What is being asked>
From the listing that follows, extract every line and set it down unaltered.
>> BEGIN Information given
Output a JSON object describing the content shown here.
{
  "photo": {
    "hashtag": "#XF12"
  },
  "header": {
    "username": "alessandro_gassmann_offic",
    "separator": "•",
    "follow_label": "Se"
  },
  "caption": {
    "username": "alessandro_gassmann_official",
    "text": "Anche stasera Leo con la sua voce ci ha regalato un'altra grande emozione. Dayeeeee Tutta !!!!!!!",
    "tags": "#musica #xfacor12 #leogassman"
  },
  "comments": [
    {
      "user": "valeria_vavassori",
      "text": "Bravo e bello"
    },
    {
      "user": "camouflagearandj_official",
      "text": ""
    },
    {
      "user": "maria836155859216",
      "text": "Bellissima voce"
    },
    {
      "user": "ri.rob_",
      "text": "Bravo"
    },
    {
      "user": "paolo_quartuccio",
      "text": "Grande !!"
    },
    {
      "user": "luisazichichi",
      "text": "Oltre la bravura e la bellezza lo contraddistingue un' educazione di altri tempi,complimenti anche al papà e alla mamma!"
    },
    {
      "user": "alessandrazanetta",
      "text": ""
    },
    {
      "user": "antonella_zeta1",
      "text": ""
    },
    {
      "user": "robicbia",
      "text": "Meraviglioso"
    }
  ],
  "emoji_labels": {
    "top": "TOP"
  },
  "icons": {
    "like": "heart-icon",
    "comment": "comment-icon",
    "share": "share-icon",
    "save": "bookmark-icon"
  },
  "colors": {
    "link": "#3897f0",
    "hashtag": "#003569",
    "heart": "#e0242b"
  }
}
>> END Information given
The answer>
Output a JSON object describing the content shown here.
{
  "photo": {
    "hashtag": "#XF12"
  },
  "header": {
    "username": "alessandro_gassmann_offic",
    "separator": "•",
    "follow_label": "Se"
  },
  "caption": {
    "username": "alessandro_gassmann_official",
    "text": "Anche stasera Leo con la sua voce ci ha regalato un'altra grande emozione. Dayeeeee Tutta !!!!!!!",
    "tags": "#musica #xfacor12 #leogassman"
  },
  "comments": [
    {
      "user": "valeria_vavassori",
      "text": "Bravo e bello"
    },
    {
      "user": "camouflagearandj_official",
      "text": ""
    },
    {
      "user": "maria836155859216",
      "text": "Bellissima voce"
    },
    {
      "user": "ri.rob_",
      "text": "Bravo"
    },
    {
      "user": "paolo_quartuccio",
      "text": "Grande !!"
    },
    {
      "user": "luisazichichi",
      "text": "Oltre la bravura e la bellezza lo contraddistingue un' educazione di altri tempi,complimenti anche al papà e alla mamma!"
    },
    {
      "user": "alessandrazanetta",
      "text": ""
    },
    {
      "user": "antonella_zeta1",
      "text": ""
    },
    {
      "user": "robicbia",
      "text": "Meraviglioso"
    }
  ],
  "emoji_labels": {
    "top": "TOP"
  },
  "icons": {
    "like": "heart-icon",
    "comment": "comment-icon",
    "share": "share-icon",
    "save": "bookmark-icon"
  },
  "colors": {
    "link": "#3897f0",
    "hashtag": "#003569",
    "heart": "#e0242b"
  }
}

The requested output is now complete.